Copy all the material below, exactly as it stands.

[Figure record extracts]
— begin —
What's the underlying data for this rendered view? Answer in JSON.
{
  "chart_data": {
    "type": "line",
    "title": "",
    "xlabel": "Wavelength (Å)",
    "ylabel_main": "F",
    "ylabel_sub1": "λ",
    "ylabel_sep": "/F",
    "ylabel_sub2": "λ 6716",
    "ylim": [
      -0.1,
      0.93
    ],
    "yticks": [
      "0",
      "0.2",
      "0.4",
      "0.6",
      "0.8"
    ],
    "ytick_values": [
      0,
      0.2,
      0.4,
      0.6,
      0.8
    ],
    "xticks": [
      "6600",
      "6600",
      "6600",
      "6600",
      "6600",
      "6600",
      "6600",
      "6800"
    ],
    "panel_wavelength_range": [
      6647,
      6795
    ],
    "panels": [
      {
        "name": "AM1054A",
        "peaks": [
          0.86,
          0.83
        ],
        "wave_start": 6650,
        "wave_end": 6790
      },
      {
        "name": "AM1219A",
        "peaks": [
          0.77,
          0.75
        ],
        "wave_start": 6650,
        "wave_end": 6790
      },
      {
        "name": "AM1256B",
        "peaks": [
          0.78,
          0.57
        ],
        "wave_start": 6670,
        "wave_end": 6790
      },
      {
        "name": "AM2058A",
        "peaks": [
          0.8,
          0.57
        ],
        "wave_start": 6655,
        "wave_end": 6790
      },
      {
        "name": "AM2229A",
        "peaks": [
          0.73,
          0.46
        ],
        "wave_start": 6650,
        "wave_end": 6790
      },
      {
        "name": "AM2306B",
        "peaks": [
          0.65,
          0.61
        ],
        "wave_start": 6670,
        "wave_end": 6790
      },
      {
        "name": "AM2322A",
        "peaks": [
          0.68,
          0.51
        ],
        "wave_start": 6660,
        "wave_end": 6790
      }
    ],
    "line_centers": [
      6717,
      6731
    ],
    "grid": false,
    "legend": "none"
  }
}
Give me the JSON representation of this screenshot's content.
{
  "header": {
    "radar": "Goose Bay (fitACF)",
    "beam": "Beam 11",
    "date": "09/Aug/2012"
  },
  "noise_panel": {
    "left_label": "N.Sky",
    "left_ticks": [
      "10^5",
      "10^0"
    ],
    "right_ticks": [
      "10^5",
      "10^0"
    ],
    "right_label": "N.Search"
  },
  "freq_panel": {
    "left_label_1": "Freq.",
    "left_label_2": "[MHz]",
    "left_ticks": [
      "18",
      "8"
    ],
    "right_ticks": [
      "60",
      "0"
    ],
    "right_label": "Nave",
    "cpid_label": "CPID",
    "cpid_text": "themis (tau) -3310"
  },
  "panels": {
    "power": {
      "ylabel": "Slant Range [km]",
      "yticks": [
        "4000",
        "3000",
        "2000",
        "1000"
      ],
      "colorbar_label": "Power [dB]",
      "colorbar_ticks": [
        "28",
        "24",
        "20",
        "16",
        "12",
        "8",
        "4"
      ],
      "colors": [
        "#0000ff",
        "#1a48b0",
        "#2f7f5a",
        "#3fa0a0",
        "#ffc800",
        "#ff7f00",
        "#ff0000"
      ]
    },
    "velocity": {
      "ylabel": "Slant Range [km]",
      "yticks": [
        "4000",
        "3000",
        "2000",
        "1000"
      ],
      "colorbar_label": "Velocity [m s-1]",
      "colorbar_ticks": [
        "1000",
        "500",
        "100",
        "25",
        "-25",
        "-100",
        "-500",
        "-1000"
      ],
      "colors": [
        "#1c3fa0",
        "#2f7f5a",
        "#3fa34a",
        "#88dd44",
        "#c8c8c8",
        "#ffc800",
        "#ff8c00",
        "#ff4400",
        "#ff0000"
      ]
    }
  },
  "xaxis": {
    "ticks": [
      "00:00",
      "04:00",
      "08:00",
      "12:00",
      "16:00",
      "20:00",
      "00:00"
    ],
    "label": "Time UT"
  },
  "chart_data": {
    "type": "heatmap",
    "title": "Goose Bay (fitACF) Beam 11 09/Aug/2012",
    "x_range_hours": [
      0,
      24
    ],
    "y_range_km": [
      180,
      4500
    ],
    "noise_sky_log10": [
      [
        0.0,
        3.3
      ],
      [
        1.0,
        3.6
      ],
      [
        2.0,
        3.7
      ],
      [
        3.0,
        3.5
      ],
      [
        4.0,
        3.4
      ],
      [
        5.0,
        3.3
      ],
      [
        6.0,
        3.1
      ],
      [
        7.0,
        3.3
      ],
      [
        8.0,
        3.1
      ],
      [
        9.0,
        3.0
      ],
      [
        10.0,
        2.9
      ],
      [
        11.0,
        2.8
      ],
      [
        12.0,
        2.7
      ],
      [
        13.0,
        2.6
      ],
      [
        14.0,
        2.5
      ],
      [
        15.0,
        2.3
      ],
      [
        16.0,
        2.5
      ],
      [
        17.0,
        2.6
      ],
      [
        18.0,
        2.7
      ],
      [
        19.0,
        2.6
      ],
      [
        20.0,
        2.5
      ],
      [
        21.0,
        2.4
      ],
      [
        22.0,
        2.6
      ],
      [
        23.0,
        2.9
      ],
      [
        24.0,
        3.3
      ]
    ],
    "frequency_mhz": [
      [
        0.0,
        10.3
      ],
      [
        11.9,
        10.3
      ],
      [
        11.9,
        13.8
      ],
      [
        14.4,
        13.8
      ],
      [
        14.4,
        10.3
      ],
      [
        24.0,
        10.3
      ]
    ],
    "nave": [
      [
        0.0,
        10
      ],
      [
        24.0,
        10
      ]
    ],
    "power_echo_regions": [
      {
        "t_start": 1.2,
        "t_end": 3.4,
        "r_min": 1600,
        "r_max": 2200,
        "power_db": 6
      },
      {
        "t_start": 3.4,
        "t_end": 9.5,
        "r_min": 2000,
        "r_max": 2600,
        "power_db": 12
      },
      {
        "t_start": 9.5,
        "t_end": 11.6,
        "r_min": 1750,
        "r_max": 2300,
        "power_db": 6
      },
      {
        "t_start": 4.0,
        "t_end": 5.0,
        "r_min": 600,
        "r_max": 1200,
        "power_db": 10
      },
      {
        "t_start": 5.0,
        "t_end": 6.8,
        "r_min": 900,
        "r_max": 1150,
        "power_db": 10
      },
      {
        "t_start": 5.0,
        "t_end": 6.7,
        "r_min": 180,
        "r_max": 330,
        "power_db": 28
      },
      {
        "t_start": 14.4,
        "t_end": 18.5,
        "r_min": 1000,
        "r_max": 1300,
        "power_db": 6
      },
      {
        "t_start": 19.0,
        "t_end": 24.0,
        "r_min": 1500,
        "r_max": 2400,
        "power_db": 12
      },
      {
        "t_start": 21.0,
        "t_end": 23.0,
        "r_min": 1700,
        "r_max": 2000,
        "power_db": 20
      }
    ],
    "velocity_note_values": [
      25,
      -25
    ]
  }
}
— end —
* [Written response]
What's the underlying data for this rendered view? Answer in JSON.
{
  "chart_data": {
    "type": "line",
    "title": "",
    "xlabel": "Wavelength (Å)",
    "ylabel_main": "F",
    "ylabel_sub1": "λ",
    "ylabel_sep": "/F",
    "ylabel_sub2": "λ 6716",
    "ylim": [
      -0.1,
      0.93
    ],
    "yticks": [
      "0",
      "0.2",
      "0.4",
      "0.6",
      "0.8"
    ],
    "ytick_values": [
      0,
      0.2,
      0.4,
      0.6,
      0.8
    ],
    "xticks": [
      "6600",
      "6600",
      "6600",
      "6600",
      "6600",
      "6600",
      "6600",
      "6800"
    ],
    "panel_wavelength_range": [
      6647,
      6795
    ],
    "panels": [
      {
        "name": "AM1054A",
        "peaks": [
          0.86,
          0.83
        ],
        "wave_start": 6650,
        "wave_end": 6790
      },
      {
        "name": "AM1219A",
        "peaks": [
          0.77,
          0.75
        ],
        "wave_start": 6650,
        "wave_end": 6790
      },
      {
        "name": "AM1256B",
        "peaks": [
          0.78,
          0.57
        ],
        "wave_start": 6670,
        "wave_end": 6790
      },
      {
        "name": "AM2058A",
        "peaks": [
          0.8,
          0.57
        ],
        "wave_start": 6655,
        "wave_end": 6790
      },
      {
        "name": "AM2229A",
        "peaks": [
          0.73,
          0.46
        ],
        "wave_start": 6650,
        "wave_end": 6790
      },
      {
        "name": "AM2306B",
        "peaks": [
          0.65,
          0.61
        ],
        "wave_start": 6670,
        "wave_end": 6790
      },
      {
        "name": "AM2322A",
        "peaks": [
          0.68,
          0.51
        ],
        "wave_start": 6660,
        "wave_end": 6790
      }
    ],
    "line_centers": [
      6717,
      6731
    ],
    "grid": false,
    "legend": "none"
  }
}
Give me the JSON representation of this screenshot's content.
{
  "header": {
    "radar": "Goose Bay (fitACF)",
    "beam": "Beam 11",
    "date": "09/Aug/2012"
  },
  "noise_panel": {
    "left_label": "N.Sky",
    "left_ticks": [
      "10^5",
      "10^0"
    ],
    "right_ticks": [
      "10^5",
      "10^0"
    ],
    "right_label": "N.Search"
  },
  "freq_panel": {
    "left_label_1": "Freq.",
    "left_label_2": "[MHz]",
    "left_ticks": [
      "18",
      "8"
    ],
    "right_ticks": [
      "60",
      "0"
    ],
    "right_label": "Nave",
    "cpid_label": "CPID",
    "cpid_text": "themis (tau) -3310"
  },
  "panels": {
    "power": {
      "ylabel": "Slant Range [km]",
      "yticks": [
        "4000",
        "3000",
        "2000",
        "1000"
      ],
      "colorbar_label": "Power [dB]",
      "colorbar_ticks": [
        "28",
        "24",
        "20",
        "16",
        "12",
        "8",
        "4"
      ],
      "colors": [
        "#0000ff",
        "#1a48b0",
        "#2f7f5a",
        "#3fa0a0",
        "#ffc800",
        "#ff7f00",
        "#ff0000"
      ]
    },
    "velocity": {
      "ylabel": "Slant Range [km]",
      "yticks": [
        "4000",
        "3000",
        "2000",
        "1000"
      ],
      "colorbar_label": "Velocity [m s-1]",
      "colorbar_ticks": [
        "1000",
        "500",
        "100",
        "25",
        "-25",
        "-100",
        "-500",
        "-1000"
      ],
      "colors": [
        "#1c3fa0",
        "#2f7f5a",
        "#3fa34a",
        "#88dd44",
        "#c8c8c8",
        "#ffc800",
        "#ff8c00",
        "#ff4400",
        "#ff0000"
      ]
    }
  },
  "xaxis": {
    "ticks": [
      "00:00",
      "04:00",
      "08:00",
      "12:00",
      "16:00",
      "20:00",
      "00:00"
    ],
    "label": "Time UT"
  },
  "chart_data": {
    "type": "heatmap",
    "title": "Goose Bay (fitACF) Beam 11 09/Aug/2012",
    "x_range_hours": [
      0,
      24
    ],
    "y_range_km": [
      180,
      4500
    ],
    "noise_sky_log10": [
      [
        0.0,
        3.3
      ],
      [
        1.0,
        3.6
      ],
      [
        2.0,
        3.7
      ],
      [
        3.0,
        3.5
      ],
      [
        4.0,
        3.4
      ],
      [
        5.0,
        3.3
      ],
      [
        6.0,
        3.1
      ],
      [
        7.0,
        3.3
      ],
      [
        8.0,
        3.1
      ],
      [
        9.0,
        3.0
      ],
      [
        10.0,
        2.9
      ],
      [
        11.0,
        2.8
      ],
      [
        12.0,
        2.7
      ],
      [
        13.0,
        2.6
      ],
      [
        14.0,
        2.5
      ],
      [
        15.0,
        2.3
      ],
      [
        16.0,
        2.5
      ],
      [
        17.0,
        2.6
      ],
      [
        18.0,
        2.7
      ],
      [
        19.0,
        2.6
      ],
      [
        20.0,
        2.5
      ],
      [
        21.0,
        2.4
      ],
      [
        22.0,
        2.6
      ],
      [
        23.0,
        2.9
      ],
      [
        24.0,
        3.3
      ]
    ],
    "frequency_mhz": [
      [
        0.0,
        10.3
      ],
      [
        11.9,
        10.3
      ],
      [
        11.9,
        13.8
      ],
      [
        14.4,
        13.8
      ],
      [
        14.4,
        10.3
      ],
      [
        24.0,
        10.3
      ]
    ],
    "nave": [
      [
        0.0,
        10
      ],
      [
        24.0,
        10
      ]
    ],
    "power_echo_regions": [
      {
        "t_start": 1.2,
        "t_end": 3.4,
        "r_min": 1600,
        "r_max": 2200,
        "power_db": 6
      },
      {
        "t_start": 3.4,
        "t_end": 9.5,
        "r_min": 2000,
        "r_max": 2600,
        "power_db": 12
      },
      {
        "t_start": 9.5,
        "t_end": 11.6,
        "r_min": 1750,
        "r_max": 2300,
        "power_db": 6
      },
      {
        "t_start": 4.0,
        "t_end": 5.0,
        "r_min": 600,
        "r_max": 1200,
        "power_db": 10
      },
      {
        "t_start": 5.0,
        "t_end": 6.8,
        "r_min": 900,
        "r_max": 1150,
        "power_db": 10
      },
      {
        "t_start": 5.0,
        "t_end": 6.7,
        "r_min": 180,
        "r_max": 330,
        "power_db": 28
      },
      {
        "t_start": 14.4,
        "t_end": 18.5,
        "r_min": 1000,
        "r_max": 1300,
        "power_db": 6
      },
      {
        "t_start": 19.0,
        "t_end": 24.0,
        "r_min": 1500,
        "r_max": 2400,
        "power_db": 12
      },
      {
        "t_start": 21.0,
        "t_end": 23.0,
        "r_min": 1700,
        "r_max": 2000,
        "power_db": 20
      }
    ],
    "velocity_note_values": [
      25,
      -25
    ]
  }
}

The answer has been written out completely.